## Begin

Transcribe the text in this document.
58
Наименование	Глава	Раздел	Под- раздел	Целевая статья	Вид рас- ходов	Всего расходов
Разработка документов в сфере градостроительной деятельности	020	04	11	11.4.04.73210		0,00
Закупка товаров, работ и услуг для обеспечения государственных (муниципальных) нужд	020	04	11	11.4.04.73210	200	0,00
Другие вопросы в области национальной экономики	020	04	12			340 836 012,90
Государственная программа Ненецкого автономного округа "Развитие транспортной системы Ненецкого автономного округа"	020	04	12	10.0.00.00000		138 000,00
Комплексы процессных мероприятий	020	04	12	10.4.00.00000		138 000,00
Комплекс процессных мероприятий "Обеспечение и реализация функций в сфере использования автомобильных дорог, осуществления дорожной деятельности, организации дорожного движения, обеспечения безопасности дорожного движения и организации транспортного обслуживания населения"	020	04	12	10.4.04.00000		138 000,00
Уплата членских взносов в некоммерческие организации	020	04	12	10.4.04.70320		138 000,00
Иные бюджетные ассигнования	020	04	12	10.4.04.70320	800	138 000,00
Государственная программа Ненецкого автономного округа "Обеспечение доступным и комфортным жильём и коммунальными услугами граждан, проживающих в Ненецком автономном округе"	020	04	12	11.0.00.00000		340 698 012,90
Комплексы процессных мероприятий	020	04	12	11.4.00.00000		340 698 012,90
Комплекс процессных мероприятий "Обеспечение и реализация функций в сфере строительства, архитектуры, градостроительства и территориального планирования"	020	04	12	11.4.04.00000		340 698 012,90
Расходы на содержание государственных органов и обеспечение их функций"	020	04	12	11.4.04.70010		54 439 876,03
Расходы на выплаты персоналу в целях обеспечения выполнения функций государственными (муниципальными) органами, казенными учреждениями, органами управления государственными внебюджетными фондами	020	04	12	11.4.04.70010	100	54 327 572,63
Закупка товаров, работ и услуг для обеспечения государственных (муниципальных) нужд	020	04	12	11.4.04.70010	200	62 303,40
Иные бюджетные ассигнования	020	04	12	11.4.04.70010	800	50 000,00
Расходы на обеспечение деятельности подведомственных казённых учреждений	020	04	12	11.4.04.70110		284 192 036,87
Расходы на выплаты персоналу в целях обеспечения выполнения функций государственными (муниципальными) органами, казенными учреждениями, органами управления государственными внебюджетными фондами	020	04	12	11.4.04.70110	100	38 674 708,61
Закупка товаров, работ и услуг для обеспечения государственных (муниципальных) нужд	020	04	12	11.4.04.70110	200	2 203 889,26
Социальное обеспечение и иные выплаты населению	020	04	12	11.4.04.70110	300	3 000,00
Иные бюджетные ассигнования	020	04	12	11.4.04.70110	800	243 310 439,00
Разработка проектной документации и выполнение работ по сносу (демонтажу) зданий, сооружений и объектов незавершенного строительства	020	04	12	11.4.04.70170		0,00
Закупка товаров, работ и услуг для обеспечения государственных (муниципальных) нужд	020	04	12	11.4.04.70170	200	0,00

## End

List the lines that contain the word "бюджетные".

Иные бюджетные ассигнования	020	04	12	10.4.04.70320	800	138 000,00
Иные бюджетные ассигнования	020	04	12	11.4.04.70010	800	50 000,00
Иные бюджетные ассигнования	020	04	12	11.4.04.70110	800	243 310 439,00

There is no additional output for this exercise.